— begin Raw records —

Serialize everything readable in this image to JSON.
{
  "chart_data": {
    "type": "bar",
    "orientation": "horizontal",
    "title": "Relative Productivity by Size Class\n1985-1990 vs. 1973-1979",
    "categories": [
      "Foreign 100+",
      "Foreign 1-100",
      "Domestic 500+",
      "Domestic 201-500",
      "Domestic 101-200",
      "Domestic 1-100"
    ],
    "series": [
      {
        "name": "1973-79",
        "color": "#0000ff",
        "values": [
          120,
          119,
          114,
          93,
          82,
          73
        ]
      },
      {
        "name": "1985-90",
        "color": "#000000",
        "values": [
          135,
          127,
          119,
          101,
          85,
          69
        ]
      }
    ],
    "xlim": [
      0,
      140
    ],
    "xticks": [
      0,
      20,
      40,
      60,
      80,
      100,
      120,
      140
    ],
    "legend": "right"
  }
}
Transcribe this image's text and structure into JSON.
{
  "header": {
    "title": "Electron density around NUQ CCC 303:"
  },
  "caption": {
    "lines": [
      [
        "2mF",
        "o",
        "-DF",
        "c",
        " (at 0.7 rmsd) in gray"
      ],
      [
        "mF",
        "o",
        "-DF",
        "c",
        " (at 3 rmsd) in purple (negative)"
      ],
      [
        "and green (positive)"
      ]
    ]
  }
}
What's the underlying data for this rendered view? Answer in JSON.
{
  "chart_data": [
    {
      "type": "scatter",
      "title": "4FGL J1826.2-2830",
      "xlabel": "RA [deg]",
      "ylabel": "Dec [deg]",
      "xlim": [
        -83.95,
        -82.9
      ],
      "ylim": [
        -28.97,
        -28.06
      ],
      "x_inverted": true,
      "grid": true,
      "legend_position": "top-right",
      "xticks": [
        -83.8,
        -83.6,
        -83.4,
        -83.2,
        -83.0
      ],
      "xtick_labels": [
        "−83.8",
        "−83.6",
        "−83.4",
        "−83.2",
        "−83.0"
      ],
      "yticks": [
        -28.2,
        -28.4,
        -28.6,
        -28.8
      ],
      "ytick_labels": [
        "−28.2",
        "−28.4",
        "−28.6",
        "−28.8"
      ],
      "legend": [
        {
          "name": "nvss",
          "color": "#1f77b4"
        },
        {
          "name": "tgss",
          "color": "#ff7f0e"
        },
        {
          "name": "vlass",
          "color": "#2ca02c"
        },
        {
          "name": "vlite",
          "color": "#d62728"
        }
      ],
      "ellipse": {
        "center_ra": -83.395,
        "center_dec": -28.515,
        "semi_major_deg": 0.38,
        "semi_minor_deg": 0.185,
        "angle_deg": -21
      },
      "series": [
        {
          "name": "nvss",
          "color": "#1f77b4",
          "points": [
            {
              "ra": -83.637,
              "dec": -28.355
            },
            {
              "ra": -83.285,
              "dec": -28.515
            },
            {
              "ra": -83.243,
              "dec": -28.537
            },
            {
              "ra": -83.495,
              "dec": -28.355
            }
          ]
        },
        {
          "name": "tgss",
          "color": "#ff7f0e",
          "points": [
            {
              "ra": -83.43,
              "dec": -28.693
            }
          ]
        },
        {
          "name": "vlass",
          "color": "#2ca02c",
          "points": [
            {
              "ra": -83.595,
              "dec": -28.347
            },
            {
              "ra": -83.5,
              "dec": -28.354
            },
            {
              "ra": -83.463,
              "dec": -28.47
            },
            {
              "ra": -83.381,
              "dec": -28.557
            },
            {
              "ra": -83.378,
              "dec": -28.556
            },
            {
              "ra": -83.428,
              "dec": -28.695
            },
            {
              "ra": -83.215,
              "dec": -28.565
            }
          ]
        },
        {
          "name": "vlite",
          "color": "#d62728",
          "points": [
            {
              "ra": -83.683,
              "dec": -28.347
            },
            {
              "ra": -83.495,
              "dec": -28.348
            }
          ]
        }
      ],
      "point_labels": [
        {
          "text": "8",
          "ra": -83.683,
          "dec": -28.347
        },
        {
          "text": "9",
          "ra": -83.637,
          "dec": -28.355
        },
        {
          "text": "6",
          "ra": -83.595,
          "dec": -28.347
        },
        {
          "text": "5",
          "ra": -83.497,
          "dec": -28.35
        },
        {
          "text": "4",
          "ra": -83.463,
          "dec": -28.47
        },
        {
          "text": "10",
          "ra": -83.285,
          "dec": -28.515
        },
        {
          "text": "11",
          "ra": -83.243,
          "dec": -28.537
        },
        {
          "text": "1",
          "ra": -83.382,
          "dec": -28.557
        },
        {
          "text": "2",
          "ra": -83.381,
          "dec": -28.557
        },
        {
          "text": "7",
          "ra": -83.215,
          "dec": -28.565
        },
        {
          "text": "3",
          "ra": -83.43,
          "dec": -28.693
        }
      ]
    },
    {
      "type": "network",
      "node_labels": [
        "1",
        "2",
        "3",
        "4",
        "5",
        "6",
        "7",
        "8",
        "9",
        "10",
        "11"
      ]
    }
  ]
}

— end Raw records —

→ **Task to complete**
Above are some records; extract every one of them exactly.

→ **Exercise answer**
Serialize everything readable in this image to JSON.
{
  "chart_data": {
    "type": "bar",
    "orientation": "horizontal",
    "title": "Relative Productivity by Size Class\n1985-1990 vs. 1973-1979",
    "categories": [
      "Foreign 100+",
      "Foreign 1-100",
      "Domestic 500+",
      "Domestic 201-500",
      "Domestic 101-200",
      "Domestic 1-100"
    ],
    "series": [
      {
        "name": "1973-79",
        "color": "#0000ff",
        "values": [
          120,
          119,
          114,
          93,
          82,
          73
        ]
      },
      {
        "name": "1985-90",
        "color": "#000000",
        "values": [
          135,
          127,
          119,
          101,
          85,
          69
        ]
      }
    ],
    "xlim": [
      0,
      140
    ],
    "xticks": [
      0,
      20,
      40,
      60,
      80,
      100,
      120,
      140
    ],
    "legend": "right"
  }
}
Transcribe this image's text and structure into JSON.
{
  "header": {
    "title": "Electron density around NUQ CCC 303:"
  },
  "caption": {
    "lines": [
      [
        "2mF",
        "o",
        "-DF",
        "c",
        " (at 0.7 rmsd) in gray"
      ],
      [
        "mF",
        "o",
        "-DF",
        "c",
        " (at 3 rmsd) in purple (negative)"
      ],
      [
        "and green (positive)"
      ]
    ]
  }
}
What's the underlying data for this rendered view? Answer in JSON.
{
  "chart_data": [
    {
      "type": "scatter",
      "title": "4FGL J1826.2-2830",
      "xlabel": "RA [deg]",
      "ylabel": "Dec [deg]",
      "xlim": [
        -83.95,
        -82.9
      ],
      "ylim": [
        -28.97,
        -28.06
      ],
      "x_inverted": true,
      "grid": true,
      "legend_position": "top-right",
      "xticks": [
        -83.8,
        -83.6,
        -83.4,
        -83.2,
        -83.0
      ],
      "xtick_labels": [
        "−83.8",
        "−83.6",
        "−83.4",
        "−83.2",
        "−83.0"
      ],
      "yticks": [
        -28.2,
        -28.4,
        -28.6,
        -28.8
      ],
      "ytick_labels": [
        "−28.2",
        "−28.4",
        "−28.6",
        "−28.8"
      ],
      "legend": [
        {
          "name": "nvss",
          "color": "#1f77b4"
        },
        {
          "name": "tgss",
          "color": "#ff7f0e"
        },
        {
          "name": "vlass",
          "color": "#2ca02c"
        },
        {
          "name": "vlite",
          "color": "#d62728"
        }
      ],
      "ellipse": {
        "center_ra": -83.395,
        "center_dec": -28.515,
        "semi_major_deg": 0.38,
        "semi_minor_deg": 0.185,
        "angle_deg": -21
      },
      "series": [
        {
          "name": "nvss",
          "color": "#1f77b4",
          "points": [
            {
              "ra": -83.637,
              "dec": -28.355
            },
            {
              "ra": -83.285,
              "dec": -28.515
            },
            {
              "ra": -83.243,
              "dec": -28.537
            },
            {
              "ra": -83.495,
              "dec": -28.355
            }
          ]
        },
        {
          "name": "tgss",
          "color": "#ff7f0e",
          "points": [
            {
              "ra": -83.43,
              "dec": -28.693
            }
          ]
        },
        {
          "name": "vlass",
          "color": "#2ca02c",
          "points": [
            {
              "ra": -83.595,
              "dec": -28.347
            },
            {
              "ra": -83.5,
              "dec": -28.354
            },
            {
              "ra": -83.463,
              "dec": -28.47
            },
            {
              "ra": -83.381,
              "dec": -28.557
            },
            {
              "ra": -83.378,
              "dec": -28.556
            },
            {
              "ra": -83.428,
              "dec": -28.695
            },
            {
              "ra": -83.215,
              "dec": -28.565
            }
          ]
        },
        {
          "name": "vlite",
          "color": "#d62728",
          "points": [
            {
              "ra": -83.683,
              "dec": -28.347
            },
            {
              "ra": -83.495,
              "dec": -28.348
            }
          ]
        }
      ],
      "point_labels": [
        {
          "text": "8",
          "ra": -83.683,
          "dec": -28.347
        },
        {
          "text": "9",
          "ra": -83.637,
          "dec": -28.355
        },
        {
          "text": "6",
          "ra": -83.595,
          "dec": -28.347
        },
        {
          "text": "5",
          "ra": -83.497,
          "dec": -28.35
        },
        {
          "text": "4",
          "ra": -83.463,
          "dec": -28.47
        },
        {
          "text": "10",
          "ra": -83.285,
          "dec": -28.515
        },
        {
          "text": "11",
          "ra": -83.243,
          "dec": -28.537
        },
        {
          "text": "1",
          "ra": -83.382,
          "dec": -28.557
        },
        {
          "text": "2",
          "ra": -83.381,
          "dec": -28.557
        },
        {
          "text": "7",
          "ra": -83.215,
          "dec": -28.565
        },
        {
          "text": "3",
          "ra": -83.43,
          "dec": -28.693
        }
      ]
    },
    {
      "type": "network",
      "node_labels": [
        "1",
        "2",
        "3",
        "4",
        "5",
        "6",
        "7",
        "8",
        "9",
        "10",
        "11"
      ]
    }
  ]
}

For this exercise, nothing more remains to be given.